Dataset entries
§
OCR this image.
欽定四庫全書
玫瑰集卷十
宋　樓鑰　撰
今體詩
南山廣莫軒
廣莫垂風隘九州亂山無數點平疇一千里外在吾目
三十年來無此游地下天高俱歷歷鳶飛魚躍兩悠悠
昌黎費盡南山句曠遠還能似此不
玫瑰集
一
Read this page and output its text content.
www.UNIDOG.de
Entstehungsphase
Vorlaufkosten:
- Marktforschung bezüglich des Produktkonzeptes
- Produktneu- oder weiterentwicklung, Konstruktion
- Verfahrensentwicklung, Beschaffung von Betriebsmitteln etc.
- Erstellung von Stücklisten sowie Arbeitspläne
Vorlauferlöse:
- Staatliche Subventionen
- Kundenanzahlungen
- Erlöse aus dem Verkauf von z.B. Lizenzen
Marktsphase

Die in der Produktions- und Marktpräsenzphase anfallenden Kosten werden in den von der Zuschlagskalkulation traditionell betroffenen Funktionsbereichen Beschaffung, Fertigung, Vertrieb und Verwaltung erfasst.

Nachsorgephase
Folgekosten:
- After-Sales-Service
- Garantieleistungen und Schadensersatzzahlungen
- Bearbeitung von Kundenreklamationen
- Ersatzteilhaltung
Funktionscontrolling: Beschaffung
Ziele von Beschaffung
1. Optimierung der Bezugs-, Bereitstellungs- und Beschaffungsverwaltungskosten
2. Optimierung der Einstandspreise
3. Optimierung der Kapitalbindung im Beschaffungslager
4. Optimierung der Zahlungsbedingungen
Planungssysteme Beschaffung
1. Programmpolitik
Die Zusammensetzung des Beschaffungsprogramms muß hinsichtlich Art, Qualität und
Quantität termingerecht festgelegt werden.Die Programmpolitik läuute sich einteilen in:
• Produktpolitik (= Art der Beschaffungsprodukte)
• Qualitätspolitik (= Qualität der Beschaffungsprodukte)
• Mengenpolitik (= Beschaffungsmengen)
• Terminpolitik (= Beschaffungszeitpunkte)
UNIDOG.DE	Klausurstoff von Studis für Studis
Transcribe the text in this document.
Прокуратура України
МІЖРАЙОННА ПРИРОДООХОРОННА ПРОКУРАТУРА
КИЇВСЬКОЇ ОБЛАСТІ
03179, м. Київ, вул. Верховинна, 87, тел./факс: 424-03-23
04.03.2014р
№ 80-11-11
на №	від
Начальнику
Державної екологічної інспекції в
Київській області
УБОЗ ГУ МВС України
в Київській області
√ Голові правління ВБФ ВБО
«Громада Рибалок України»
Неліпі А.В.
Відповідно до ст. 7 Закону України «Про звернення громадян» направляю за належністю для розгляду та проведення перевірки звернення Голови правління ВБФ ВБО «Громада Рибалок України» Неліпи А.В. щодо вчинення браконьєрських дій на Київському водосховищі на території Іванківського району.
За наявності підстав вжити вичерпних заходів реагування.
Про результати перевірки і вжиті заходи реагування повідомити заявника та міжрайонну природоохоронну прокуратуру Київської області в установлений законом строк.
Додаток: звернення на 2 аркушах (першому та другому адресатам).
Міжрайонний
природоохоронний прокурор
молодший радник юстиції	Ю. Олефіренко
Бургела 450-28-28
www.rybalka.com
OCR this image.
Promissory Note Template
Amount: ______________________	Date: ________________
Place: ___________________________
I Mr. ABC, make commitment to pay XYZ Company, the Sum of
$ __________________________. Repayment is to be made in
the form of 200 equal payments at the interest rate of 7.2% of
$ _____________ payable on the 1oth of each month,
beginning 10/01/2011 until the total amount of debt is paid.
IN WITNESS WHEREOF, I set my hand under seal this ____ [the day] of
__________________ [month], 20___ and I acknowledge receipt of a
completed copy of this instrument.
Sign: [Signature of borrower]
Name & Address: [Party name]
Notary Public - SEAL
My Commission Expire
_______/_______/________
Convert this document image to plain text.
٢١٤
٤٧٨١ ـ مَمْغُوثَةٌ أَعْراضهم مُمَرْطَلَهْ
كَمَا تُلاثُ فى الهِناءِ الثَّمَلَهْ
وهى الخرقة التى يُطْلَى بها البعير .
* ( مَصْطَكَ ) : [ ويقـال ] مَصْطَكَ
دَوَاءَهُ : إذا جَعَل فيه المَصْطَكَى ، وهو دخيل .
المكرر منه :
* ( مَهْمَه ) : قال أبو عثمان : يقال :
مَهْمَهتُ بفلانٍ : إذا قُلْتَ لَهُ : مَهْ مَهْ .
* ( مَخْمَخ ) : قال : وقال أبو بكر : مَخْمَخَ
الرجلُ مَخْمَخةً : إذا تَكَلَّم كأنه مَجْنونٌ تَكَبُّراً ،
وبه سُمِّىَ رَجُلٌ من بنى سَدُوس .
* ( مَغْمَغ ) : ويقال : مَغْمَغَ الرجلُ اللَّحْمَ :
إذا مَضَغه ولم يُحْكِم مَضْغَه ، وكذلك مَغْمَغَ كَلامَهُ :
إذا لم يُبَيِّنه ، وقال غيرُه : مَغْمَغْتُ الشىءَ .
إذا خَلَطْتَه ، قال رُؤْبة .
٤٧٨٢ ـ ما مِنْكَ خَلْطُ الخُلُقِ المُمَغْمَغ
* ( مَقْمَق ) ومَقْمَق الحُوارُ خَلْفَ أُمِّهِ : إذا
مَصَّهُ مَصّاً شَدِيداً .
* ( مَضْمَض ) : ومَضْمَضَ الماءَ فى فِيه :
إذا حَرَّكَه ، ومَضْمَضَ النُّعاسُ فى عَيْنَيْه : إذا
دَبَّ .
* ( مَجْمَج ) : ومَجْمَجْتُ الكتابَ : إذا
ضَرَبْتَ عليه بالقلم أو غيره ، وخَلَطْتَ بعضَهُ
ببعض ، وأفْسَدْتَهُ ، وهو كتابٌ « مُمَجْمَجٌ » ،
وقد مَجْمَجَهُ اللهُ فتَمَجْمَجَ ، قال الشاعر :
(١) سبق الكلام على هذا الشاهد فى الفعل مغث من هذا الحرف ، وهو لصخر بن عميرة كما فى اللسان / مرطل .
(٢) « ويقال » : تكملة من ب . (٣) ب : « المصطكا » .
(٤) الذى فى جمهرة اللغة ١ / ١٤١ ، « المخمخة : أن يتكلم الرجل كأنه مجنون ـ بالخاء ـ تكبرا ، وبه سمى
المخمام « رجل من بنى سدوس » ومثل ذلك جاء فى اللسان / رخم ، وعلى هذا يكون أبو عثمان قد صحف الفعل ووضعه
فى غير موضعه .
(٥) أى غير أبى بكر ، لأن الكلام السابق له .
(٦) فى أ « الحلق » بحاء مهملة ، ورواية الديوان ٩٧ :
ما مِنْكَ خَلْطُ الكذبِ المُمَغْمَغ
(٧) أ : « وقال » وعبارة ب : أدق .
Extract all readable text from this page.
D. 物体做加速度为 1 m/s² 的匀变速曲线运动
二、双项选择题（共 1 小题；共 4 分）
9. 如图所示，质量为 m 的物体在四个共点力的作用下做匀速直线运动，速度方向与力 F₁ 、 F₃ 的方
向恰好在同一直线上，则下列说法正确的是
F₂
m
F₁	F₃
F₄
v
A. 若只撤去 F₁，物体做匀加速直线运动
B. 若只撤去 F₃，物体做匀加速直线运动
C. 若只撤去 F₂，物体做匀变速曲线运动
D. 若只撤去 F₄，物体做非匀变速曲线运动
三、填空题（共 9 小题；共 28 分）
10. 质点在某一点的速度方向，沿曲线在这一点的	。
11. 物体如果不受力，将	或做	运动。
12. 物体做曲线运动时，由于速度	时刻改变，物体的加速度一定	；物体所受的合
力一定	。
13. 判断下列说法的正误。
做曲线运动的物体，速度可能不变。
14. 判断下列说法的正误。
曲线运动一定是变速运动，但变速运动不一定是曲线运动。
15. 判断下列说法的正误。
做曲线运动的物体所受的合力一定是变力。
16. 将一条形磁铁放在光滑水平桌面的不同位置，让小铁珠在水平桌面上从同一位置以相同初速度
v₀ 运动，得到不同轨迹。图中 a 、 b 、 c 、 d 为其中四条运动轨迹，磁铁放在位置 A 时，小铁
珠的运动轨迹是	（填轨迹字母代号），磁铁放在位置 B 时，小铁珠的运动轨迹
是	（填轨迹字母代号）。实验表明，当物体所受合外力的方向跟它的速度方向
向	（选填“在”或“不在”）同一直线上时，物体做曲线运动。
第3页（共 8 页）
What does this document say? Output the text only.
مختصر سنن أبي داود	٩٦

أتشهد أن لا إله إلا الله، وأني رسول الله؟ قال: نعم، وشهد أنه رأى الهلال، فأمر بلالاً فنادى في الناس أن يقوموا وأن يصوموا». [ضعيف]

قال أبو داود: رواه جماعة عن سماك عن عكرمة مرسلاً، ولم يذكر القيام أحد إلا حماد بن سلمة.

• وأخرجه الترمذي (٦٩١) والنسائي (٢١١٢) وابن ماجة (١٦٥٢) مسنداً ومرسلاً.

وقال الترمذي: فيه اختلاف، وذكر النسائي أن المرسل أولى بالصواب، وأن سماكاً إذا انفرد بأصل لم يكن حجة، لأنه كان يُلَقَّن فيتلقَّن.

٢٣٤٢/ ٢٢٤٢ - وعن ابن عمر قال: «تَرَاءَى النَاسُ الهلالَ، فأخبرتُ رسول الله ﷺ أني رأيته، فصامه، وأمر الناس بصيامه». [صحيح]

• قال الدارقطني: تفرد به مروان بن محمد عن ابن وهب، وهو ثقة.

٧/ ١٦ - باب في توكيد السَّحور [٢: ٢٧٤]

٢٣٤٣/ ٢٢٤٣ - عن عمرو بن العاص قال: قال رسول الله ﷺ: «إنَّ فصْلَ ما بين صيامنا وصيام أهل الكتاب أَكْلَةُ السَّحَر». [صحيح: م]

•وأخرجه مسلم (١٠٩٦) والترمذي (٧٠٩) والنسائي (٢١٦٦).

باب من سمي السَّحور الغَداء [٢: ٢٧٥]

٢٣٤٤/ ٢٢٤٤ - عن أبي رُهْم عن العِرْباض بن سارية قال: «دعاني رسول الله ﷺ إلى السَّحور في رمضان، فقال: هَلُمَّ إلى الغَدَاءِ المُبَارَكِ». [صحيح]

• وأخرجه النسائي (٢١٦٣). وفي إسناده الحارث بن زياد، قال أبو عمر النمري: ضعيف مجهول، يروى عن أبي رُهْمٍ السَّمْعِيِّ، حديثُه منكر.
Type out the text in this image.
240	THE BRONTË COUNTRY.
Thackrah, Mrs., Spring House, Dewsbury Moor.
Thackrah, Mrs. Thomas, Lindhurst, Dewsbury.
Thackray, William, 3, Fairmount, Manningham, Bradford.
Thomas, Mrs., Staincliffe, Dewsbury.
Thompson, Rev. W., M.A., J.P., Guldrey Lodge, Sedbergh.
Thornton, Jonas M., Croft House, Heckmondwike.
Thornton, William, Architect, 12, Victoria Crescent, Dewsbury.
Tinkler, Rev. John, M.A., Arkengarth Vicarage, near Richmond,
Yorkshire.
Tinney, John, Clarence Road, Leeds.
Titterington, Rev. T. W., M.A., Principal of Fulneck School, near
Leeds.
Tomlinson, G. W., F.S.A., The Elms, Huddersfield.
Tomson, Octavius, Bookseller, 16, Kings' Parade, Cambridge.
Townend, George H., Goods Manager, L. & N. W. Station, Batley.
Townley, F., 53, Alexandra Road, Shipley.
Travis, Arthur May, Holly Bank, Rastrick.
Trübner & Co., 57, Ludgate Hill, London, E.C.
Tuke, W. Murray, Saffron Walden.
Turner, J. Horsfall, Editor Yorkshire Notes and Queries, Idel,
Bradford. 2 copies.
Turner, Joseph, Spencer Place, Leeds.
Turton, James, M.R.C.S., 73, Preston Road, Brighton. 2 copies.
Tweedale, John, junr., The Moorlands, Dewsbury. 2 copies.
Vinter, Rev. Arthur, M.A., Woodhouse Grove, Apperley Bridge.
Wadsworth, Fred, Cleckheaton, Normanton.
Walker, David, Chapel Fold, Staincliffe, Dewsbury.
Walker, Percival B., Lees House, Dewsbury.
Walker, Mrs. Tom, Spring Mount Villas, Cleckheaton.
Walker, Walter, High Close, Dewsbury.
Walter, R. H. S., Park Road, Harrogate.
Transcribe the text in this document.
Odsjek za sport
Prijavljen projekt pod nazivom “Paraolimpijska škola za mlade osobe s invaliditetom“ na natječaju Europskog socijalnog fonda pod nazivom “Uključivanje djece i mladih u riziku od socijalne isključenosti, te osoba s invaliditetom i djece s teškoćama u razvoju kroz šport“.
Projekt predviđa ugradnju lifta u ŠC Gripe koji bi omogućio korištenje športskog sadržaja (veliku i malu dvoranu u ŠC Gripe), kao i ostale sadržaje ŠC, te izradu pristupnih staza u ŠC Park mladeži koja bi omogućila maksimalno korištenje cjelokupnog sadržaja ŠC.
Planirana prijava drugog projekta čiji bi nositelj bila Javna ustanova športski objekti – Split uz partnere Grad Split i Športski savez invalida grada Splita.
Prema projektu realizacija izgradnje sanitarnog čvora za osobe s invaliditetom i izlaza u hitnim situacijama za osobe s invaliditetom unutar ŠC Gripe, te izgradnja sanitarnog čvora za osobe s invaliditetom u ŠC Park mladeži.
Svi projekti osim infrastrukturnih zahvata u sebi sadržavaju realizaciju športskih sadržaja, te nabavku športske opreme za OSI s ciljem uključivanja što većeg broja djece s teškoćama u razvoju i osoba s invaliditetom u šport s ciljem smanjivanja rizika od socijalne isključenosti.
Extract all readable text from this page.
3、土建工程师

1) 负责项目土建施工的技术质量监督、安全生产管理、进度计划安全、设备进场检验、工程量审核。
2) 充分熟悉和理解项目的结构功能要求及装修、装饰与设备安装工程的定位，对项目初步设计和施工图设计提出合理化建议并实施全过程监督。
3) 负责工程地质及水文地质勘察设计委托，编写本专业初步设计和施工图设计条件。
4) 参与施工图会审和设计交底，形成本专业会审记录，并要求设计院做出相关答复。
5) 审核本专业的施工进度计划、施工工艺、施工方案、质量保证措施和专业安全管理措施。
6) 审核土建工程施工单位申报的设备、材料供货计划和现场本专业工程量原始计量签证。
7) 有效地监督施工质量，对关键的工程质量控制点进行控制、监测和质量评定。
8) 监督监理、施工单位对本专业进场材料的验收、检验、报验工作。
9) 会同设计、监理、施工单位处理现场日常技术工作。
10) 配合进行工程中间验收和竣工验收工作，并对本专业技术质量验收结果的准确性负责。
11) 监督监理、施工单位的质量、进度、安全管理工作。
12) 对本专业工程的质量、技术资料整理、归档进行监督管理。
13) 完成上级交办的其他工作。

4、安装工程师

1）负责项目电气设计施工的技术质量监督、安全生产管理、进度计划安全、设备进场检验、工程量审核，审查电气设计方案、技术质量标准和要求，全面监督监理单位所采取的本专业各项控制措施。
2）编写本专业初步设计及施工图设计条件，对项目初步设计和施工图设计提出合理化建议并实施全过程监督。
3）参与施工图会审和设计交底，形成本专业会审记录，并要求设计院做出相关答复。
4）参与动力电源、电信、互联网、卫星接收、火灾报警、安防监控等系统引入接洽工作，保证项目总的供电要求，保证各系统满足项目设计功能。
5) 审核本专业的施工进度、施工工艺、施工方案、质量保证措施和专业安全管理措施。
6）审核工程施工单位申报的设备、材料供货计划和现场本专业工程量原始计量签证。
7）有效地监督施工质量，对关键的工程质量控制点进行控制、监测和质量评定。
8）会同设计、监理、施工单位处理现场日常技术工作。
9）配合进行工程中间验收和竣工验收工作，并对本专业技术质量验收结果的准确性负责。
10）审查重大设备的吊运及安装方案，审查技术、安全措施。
§
» **Written task**:
Show, from the listing above, each line that contains the word "Thomas".

» **Full solution**:
Thackrah, Mrs. Thomas, Lindhurst, Dewsbury.
Thomas, Mrs., Staincliffe, Dewsbury.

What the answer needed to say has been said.